-- Job --
From the entries below, gather every line containing the string "panel".

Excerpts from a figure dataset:
— START —

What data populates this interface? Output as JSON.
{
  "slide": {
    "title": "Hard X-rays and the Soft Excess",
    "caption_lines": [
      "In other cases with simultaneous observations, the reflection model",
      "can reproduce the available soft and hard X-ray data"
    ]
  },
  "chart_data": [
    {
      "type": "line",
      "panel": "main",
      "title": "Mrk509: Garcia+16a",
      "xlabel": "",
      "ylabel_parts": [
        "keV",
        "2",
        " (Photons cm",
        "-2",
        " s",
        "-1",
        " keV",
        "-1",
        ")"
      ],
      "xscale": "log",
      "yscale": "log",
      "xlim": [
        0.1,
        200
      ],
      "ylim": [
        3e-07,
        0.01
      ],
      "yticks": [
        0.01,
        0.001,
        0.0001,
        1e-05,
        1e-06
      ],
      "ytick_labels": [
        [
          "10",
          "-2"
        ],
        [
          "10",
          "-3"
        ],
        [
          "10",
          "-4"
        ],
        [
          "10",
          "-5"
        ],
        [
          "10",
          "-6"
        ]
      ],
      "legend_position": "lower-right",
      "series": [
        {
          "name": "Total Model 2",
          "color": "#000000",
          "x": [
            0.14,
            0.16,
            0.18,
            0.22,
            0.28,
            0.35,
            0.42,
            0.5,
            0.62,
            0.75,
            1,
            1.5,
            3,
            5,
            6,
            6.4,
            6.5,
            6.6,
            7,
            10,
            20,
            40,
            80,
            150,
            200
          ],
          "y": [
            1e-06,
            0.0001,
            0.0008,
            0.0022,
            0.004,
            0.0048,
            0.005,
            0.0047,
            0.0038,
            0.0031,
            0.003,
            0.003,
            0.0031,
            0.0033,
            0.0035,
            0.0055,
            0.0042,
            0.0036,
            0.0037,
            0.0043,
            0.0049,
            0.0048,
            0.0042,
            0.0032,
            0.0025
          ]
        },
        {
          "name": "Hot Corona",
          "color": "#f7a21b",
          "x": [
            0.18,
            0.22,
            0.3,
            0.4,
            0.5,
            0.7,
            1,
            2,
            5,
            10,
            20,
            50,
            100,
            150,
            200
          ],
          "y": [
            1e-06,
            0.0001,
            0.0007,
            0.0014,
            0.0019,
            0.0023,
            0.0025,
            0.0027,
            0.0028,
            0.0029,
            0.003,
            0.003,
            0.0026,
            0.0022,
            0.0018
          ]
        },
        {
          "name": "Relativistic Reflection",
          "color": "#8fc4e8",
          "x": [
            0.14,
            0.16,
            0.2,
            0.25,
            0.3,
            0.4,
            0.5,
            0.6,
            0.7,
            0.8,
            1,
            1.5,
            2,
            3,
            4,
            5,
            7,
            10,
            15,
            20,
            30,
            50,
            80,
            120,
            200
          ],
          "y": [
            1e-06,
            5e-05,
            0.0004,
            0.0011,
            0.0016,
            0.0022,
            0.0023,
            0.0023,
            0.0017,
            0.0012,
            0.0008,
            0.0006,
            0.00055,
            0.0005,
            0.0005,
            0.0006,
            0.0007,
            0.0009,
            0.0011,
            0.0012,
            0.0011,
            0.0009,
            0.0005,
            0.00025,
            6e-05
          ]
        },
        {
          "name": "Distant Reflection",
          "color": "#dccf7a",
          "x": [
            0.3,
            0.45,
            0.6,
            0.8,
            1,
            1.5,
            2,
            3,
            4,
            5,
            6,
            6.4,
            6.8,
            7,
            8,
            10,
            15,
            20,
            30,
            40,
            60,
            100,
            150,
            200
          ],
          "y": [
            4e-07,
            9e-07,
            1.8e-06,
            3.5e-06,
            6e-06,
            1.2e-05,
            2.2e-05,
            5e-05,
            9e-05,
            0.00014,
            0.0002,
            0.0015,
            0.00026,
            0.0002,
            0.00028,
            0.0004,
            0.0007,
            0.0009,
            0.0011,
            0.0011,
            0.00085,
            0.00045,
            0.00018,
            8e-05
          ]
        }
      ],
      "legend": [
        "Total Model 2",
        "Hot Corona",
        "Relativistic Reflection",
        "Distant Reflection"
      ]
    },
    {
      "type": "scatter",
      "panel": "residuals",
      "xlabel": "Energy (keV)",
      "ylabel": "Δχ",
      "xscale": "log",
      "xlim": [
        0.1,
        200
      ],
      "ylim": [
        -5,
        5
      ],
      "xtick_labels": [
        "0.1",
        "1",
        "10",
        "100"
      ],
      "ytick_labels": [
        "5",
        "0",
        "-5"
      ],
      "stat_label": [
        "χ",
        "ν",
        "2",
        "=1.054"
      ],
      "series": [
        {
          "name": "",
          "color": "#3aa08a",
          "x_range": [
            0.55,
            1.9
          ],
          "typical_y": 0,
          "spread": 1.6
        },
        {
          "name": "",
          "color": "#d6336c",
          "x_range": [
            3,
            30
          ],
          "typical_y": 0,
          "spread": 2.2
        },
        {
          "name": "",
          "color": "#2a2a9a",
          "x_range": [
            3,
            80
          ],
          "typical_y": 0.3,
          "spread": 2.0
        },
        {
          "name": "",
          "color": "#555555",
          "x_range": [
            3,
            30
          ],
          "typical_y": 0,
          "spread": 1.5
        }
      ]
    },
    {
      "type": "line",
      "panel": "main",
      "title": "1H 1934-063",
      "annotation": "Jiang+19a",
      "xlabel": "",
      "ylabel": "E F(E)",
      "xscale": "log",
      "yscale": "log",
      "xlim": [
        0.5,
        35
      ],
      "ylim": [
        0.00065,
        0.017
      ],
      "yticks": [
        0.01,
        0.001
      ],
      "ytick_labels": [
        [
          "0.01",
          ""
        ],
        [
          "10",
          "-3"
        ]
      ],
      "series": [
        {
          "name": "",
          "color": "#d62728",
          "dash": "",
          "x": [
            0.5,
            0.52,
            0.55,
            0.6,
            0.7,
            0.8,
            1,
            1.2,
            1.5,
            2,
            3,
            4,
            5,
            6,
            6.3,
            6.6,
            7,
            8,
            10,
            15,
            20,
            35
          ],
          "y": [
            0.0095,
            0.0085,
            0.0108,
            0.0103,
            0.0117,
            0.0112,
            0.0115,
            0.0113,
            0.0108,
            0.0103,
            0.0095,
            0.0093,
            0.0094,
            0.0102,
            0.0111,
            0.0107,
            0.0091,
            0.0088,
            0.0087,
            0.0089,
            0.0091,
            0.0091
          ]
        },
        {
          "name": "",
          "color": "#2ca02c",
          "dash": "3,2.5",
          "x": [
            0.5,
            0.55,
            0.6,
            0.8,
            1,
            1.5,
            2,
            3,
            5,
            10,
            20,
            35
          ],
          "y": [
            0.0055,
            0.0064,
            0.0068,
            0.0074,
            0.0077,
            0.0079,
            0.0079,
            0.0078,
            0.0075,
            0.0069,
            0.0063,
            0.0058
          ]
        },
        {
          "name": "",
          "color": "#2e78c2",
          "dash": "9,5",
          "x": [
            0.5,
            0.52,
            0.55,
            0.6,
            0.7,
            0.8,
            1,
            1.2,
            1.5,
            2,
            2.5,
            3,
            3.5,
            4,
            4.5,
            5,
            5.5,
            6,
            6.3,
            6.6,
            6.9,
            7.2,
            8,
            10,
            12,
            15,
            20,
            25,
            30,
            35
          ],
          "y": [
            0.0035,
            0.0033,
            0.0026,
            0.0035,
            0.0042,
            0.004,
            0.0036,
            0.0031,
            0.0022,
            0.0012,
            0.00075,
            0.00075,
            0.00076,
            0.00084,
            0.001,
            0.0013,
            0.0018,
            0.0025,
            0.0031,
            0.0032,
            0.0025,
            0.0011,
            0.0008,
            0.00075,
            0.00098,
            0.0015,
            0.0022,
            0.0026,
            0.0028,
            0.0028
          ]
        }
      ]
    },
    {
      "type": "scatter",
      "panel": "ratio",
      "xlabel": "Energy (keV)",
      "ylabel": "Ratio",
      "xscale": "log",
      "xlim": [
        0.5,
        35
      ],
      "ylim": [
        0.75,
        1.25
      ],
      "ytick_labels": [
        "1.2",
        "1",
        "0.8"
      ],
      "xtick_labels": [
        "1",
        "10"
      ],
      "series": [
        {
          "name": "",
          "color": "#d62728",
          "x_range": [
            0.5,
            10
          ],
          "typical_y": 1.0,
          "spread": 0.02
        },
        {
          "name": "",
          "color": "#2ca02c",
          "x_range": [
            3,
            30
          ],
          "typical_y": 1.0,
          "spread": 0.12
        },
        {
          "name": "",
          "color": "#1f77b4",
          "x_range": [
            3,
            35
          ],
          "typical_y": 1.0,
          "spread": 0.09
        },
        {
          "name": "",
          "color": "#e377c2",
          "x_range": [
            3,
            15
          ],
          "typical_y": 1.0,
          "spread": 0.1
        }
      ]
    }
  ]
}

— END —

-- Exercise response --
      "panel": "main",
      "panel": "residuals",
      "panel": "main",
      "panel": "ratio",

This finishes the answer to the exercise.